Start of Page text
When I first read this, my immediate thought was: “Okay, but would I trust that? Would I hit merge?”
The Trust Paradox We’re All Living
Here’s what the data tells us: developers now use AI in roughly 60% of their daily work. That’s massive adoption. But here’s the kicker—we can only fully delegate 0-20% of tasks.
Think about that gap. We’re using AI constantly, but we’re not trusting it to work unsupervised for most things.
In my design systems work, I see this play out constantly:
-
Component generation? Agent crushes it.
Give it a design spec, it creates React components with proper TypeScript types, follows our naming conventions, even adds basic tests. -
Accessibility decisions? Nope.
Still need human judgment for ARIA labels, keyboard navigation patterns, focus management. The agent makes reasonable guesses, but “reasonable” isn’t good enough when you’re building for inclusive access.
End of Page text
Start of Provided records
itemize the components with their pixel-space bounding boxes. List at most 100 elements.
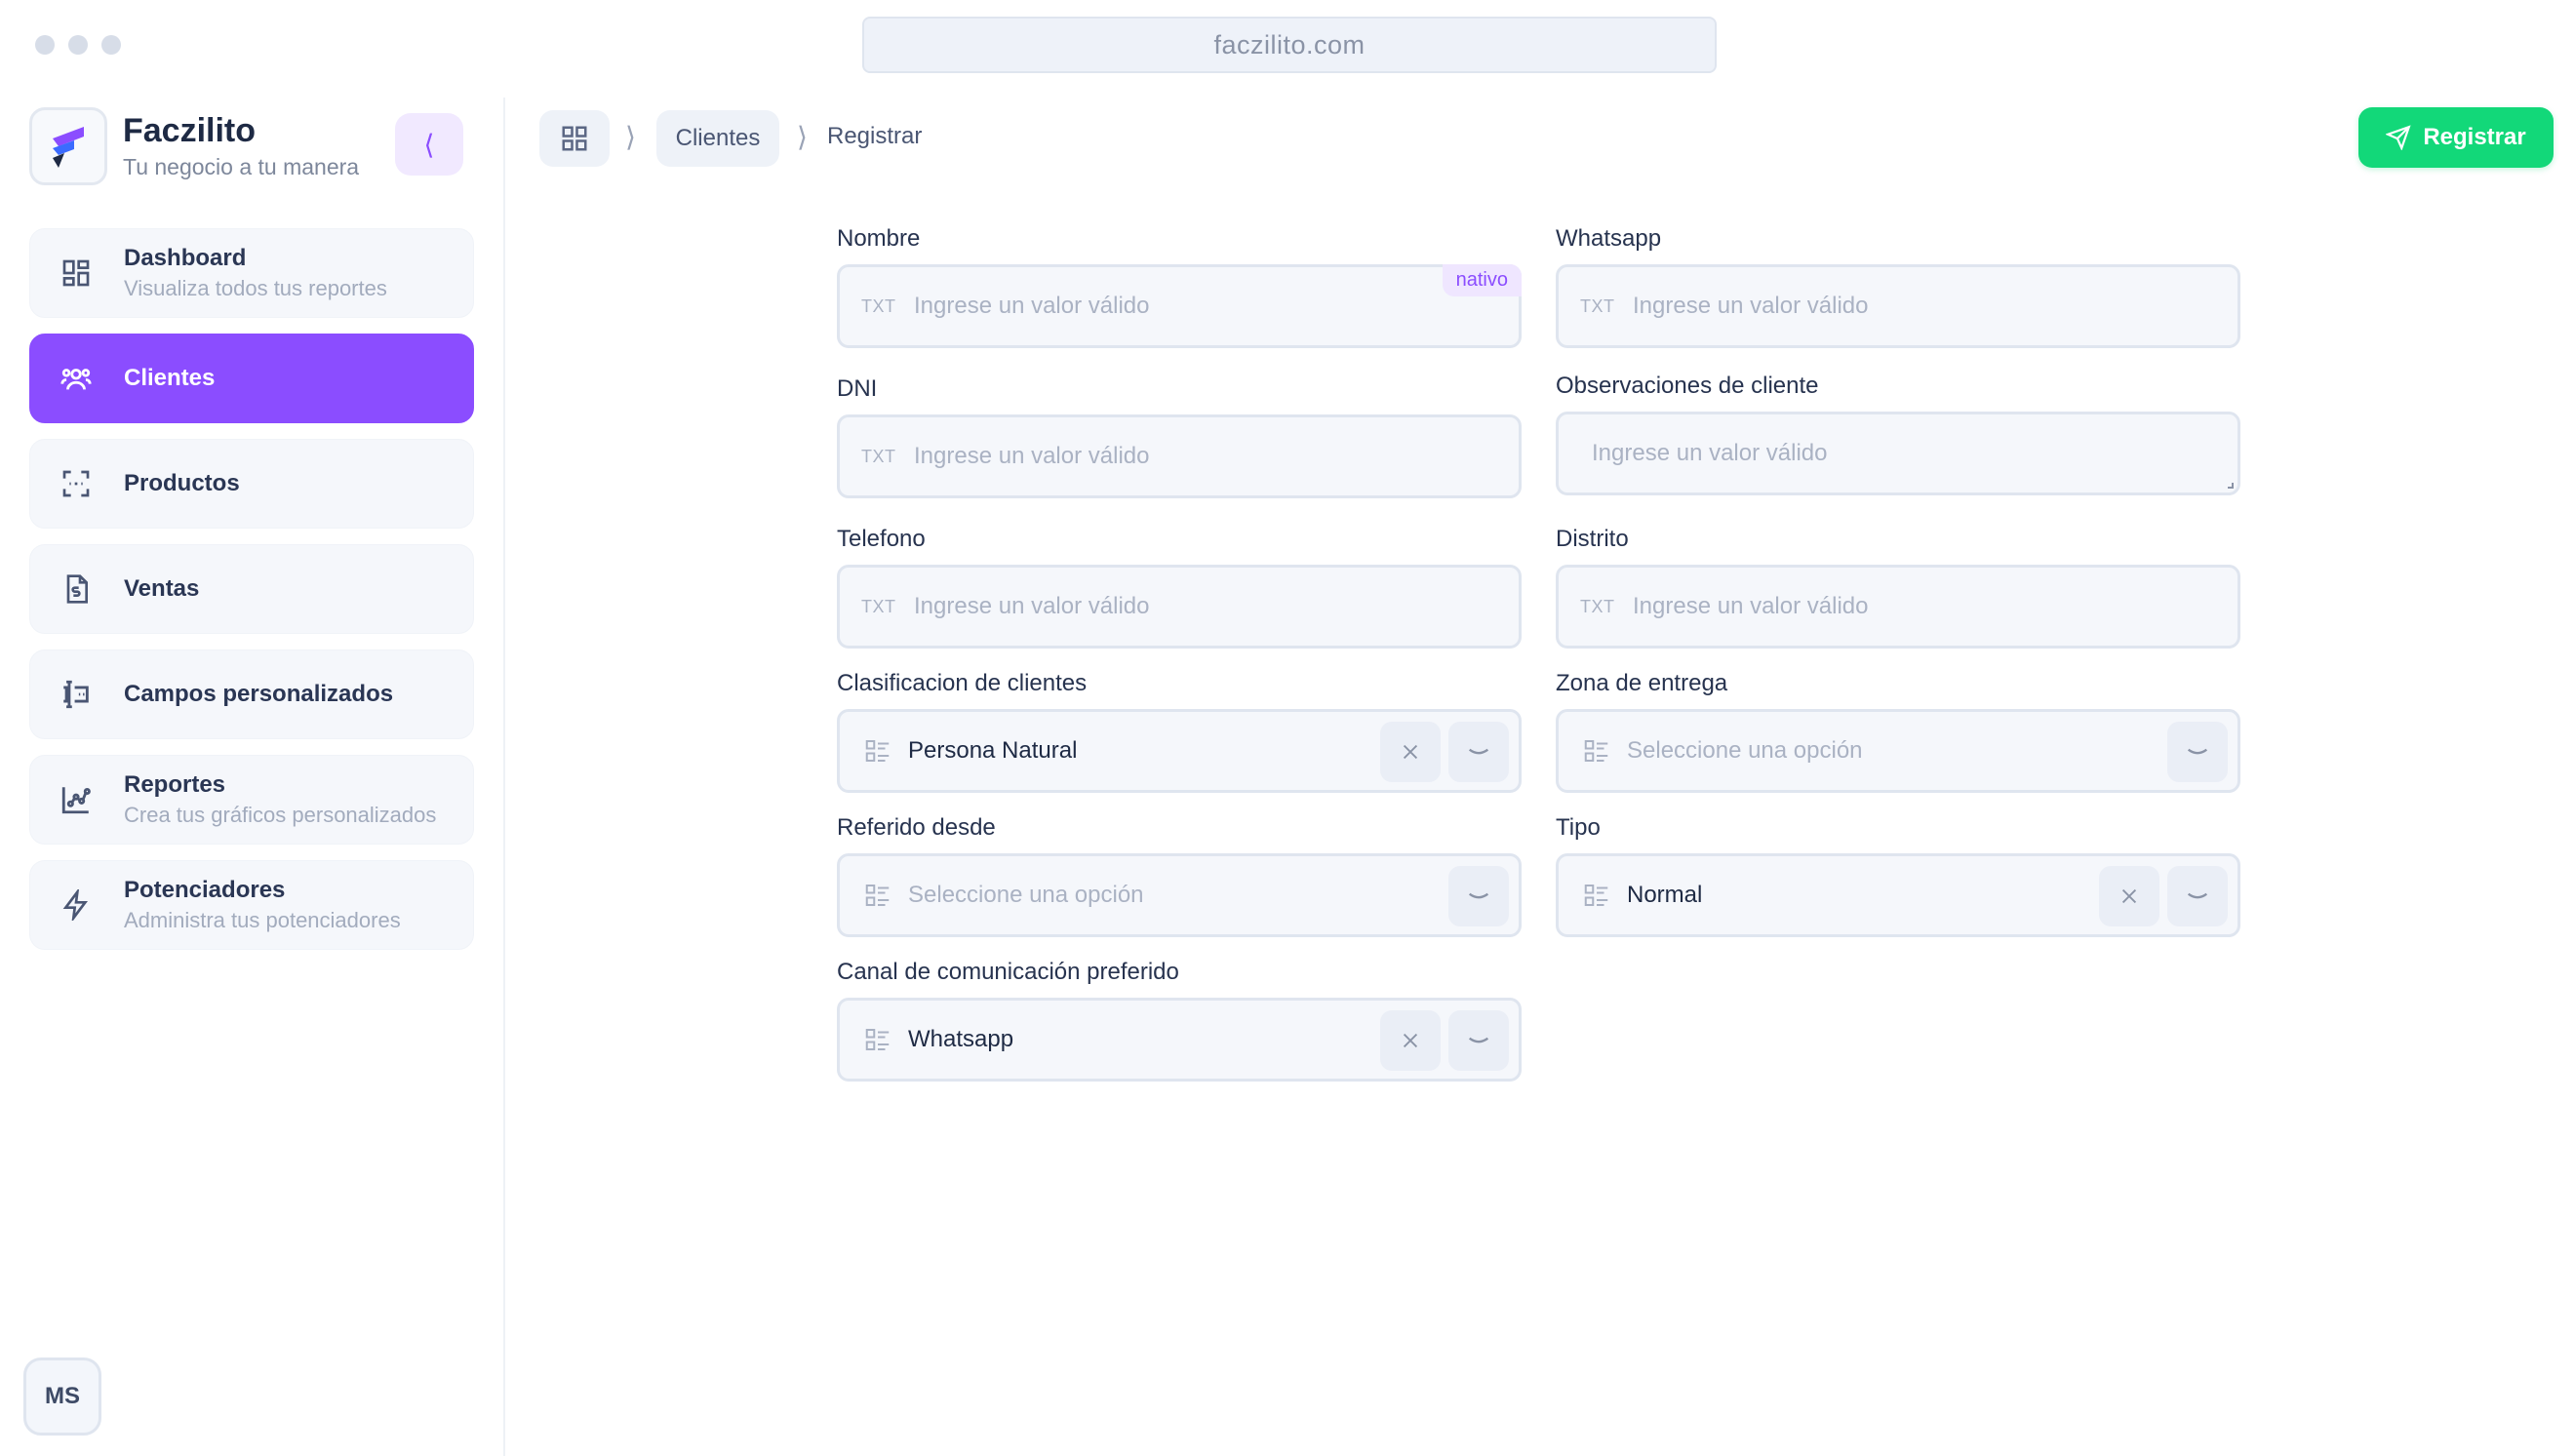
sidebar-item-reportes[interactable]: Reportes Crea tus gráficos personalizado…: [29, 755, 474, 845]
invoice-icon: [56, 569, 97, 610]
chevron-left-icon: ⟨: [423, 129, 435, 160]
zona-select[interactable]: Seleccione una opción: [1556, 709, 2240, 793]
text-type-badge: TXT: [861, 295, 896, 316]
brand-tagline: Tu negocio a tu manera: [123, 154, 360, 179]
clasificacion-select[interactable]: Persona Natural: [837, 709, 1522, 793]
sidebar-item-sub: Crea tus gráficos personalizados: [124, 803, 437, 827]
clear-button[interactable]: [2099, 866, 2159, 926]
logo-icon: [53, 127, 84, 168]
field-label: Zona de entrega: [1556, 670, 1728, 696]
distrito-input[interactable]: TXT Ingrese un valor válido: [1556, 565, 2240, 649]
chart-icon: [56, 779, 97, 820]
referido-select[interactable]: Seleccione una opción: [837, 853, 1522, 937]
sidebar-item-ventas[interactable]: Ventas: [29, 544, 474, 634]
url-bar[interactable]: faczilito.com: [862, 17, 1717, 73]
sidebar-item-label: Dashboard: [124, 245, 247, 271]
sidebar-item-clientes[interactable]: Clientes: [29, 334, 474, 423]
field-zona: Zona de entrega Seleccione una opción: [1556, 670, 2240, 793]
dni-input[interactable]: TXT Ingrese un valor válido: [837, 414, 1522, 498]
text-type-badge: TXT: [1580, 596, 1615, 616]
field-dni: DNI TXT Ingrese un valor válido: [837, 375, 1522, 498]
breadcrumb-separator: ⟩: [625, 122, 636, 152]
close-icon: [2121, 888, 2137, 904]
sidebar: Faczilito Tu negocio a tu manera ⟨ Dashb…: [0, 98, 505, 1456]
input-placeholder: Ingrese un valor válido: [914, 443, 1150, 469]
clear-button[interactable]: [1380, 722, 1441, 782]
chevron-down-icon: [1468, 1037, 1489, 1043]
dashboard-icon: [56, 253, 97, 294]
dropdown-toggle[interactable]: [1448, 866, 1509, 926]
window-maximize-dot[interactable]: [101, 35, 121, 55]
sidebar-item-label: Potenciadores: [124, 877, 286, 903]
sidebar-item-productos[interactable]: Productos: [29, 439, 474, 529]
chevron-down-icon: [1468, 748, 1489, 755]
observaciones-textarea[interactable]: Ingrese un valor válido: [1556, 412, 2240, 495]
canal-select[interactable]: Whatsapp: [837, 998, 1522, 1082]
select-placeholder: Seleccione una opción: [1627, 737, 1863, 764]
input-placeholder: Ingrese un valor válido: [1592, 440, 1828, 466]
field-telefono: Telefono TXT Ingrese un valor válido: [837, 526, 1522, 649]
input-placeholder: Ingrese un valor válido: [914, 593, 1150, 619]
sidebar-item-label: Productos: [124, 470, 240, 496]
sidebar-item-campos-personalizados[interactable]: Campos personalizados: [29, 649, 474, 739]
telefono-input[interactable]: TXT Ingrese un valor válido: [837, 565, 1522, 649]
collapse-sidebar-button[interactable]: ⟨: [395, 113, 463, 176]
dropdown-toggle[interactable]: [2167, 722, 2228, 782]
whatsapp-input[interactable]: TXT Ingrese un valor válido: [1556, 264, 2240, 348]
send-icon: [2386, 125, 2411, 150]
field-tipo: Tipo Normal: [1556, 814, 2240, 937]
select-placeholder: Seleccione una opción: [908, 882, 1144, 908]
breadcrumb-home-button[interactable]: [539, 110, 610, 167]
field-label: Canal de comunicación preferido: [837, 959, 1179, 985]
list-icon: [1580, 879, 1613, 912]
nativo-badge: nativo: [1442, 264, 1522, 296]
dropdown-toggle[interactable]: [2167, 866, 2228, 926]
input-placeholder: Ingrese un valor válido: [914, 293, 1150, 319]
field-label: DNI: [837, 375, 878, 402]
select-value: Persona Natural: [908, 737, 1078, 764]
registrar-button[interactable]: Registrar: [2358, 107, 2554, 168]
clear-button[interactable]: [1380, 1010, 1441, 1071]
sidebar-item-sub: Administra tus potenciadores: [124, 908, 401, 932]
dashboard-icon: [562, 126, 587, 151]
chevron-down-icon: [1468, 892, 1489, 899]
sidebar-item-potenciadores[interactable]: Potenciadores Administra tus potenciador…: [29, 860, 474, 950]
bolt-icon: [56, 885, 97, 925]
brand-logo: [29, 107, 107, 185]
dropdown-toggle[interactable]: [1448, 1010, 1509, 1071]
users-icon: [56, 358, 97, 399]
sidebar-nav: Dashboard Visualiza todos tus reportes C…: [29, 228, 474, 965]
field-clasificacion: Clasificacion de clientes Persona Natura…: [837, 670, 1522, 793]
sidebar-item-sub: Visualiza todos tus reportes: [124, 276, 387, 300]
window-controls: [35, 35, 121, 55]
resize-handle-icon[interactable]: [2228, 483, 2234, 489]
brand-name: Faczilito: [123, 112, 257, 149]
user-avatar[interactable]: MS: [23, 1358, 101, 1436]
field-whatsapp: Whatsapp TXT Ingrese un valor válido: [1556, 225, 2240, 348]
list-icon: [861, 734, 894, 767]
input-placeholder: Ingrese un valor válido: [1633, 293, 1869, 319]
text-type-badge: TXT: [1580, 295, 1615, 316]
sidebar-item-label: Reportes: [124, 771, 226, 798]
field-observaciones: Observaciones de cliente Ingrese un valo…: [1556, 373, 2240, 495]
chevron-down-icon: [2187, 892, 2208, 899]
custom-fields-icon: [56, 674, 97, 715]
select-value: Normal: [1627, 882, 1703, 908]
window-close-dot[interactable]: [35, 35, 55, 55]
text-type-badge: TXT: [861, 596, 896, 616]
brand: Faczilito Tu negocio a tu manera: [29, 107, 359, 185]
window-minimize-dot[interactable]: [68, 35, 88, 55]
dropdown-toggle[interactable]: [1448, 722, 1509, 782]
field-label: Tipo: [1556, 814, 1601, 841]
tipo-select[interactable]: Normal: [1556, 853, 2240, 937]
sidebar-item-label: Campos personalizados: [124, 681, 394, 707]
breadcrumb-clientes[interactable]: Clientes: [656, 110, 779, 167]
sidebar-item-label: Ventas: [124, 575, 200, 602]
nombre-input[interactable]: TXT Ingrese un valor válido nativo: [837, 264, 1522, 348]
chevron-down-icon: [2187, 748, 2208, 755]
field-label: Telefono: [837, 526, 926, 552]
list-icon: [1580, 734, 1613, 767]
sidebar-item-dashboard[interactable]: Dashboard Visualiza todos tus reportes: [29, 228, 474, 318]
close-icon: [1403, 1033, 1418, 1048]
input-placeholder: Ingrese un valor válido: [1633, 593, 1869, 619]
End of Provided records
#### Request 1
According to the post on trusting AI coding agents, what share of tasks can developers fully delegate to AI?
#### Request 2
Pick up the post on trusting AI coding agents after its last sentence and keep writing.

#### Exercise output 1
Only 0-20% of tasks.

#### Exercise output 2
The agents are incredible at execution. But the judgment calls? That’s still us.
Are We Building Trust or Just Better Debugging?
Here’s my honest question: After six months of using agentic tools daily, I’m not sure if I trust the AI more… or if I’ve just gotten better at reviewing and debugging AI-generated code.
Those are not the same thing.
Trust means I can look away. Debugging means I’m still in the loop, just in a different phase. Maybe that’s fine! Maybe that’s exactly where we should be. But let’s be clear about what we’re actually doing.
When I let an agent run for an hour on a component library refactor, I’m not trusting it the way I’d trust a senior engineer. I’m trusting that:
- It won’t break anything critical (tests + CI will catch that)
- The blast radius is contained (it’s working in a feature branch)
- I can review and course-correct after
That’s not the same as “I trust this will be production-ready when I get back from lunch.”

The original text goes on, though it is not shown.